== Direction ==
Your task is to copy every line of the entries that contains "screenshot".

[Dataset listings of figures]
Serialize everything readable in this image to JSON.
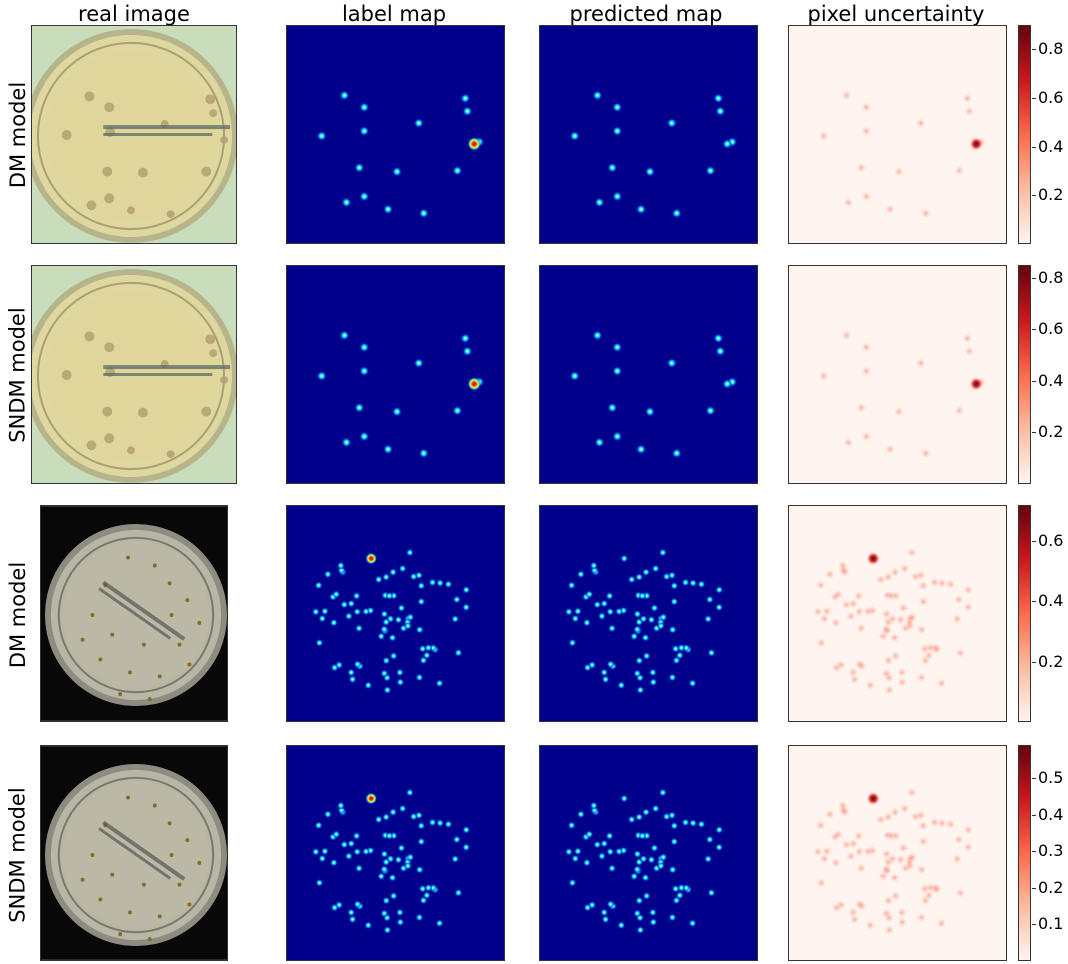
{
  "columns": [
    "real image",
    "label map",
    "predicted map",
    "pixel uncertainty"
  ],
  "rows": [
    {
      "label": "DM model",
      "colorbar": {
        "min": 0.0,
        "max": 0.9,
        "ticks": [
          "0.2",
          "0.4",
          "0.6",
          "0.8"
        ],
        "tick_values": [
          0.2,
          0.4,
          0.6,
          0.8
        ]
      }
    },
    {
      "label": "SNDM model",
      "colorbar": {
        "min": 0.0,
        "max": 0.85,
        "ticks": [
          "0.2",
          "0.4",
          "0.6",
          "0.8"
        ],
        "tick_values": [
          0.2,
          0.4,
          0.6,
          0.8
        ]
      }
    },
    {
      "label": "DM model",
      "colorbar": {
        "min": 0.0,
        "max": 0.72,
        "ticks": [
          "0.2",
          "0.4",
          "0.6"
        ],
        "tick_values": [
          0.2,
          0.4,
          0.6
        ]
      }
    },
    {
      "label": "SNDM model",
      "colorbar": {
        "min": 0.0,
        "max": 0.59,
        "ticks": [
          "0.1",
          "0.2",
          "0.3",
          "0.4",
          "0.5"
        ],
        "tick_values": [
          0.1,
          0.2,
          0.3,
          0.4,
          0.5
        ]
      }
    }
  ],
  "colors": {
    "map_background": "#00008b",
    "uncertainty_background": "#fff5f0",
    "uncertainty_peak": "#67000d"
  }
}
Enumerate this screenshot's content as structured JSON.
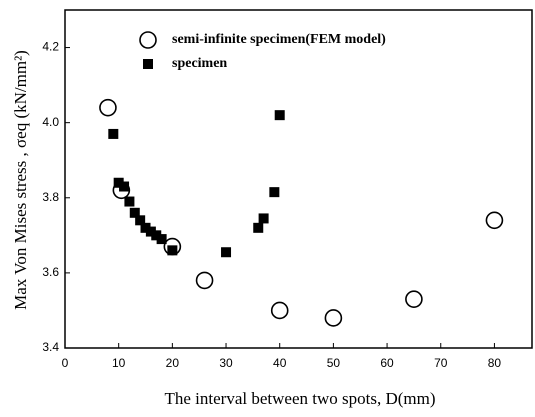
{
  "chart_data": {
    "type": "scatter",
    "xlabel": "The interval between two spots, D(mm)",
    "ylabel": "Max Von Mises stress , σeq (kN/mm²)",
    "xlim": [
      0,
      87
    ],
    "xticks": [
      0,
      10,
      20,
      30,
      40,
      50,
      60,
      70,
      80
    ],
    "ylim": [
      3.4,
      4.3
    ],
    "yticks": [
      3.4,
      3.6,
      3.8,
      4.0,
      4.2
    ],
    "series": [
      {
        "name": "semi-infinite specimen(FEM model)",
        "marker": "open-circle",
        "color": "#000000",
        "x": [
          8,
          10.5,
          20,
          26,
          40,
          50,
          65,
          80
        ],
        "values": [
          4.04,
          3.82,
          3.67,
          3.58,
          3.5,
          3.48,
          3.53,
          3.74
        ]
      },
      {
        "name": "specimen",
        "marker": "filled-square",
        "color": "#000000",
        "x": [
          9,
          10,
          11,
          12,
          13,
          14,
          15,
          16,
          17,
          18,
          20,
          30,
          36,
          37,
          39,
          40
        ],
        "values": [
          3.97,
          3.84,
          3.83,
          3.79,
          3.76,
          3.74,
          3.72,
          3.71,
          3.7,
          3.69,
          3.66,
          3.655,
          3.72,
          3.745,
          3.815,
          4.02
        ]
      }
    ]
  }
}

==

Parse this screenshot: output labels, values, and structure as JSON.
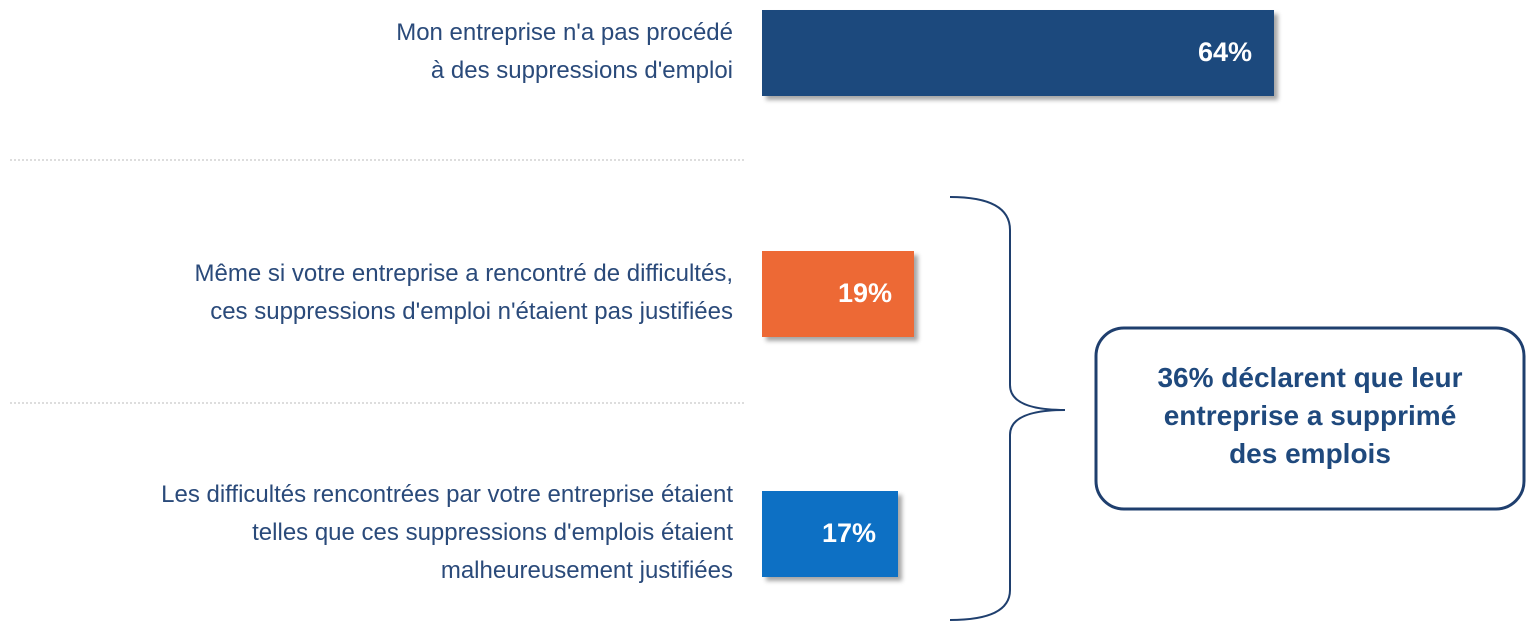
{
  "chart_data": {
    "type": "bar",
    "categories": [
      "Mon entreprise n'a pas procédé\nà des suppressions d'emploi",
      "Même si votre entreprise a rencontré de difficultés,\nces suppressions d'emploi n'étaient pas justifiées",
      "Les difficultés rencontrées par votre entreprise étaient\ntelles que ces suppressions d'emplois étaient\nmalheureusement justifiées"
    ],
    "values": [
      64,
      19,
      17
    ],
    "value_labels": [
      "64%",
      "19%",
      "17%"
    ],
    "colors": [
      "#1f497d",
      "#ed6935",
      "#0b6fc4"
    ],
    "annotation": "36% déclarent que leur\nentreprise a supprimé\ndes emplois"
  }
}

== Answer to the exercise ==
Enumerate this screenshot's content as structured JSON.
Parse this screenshot: output labels, values, and structure as JSON.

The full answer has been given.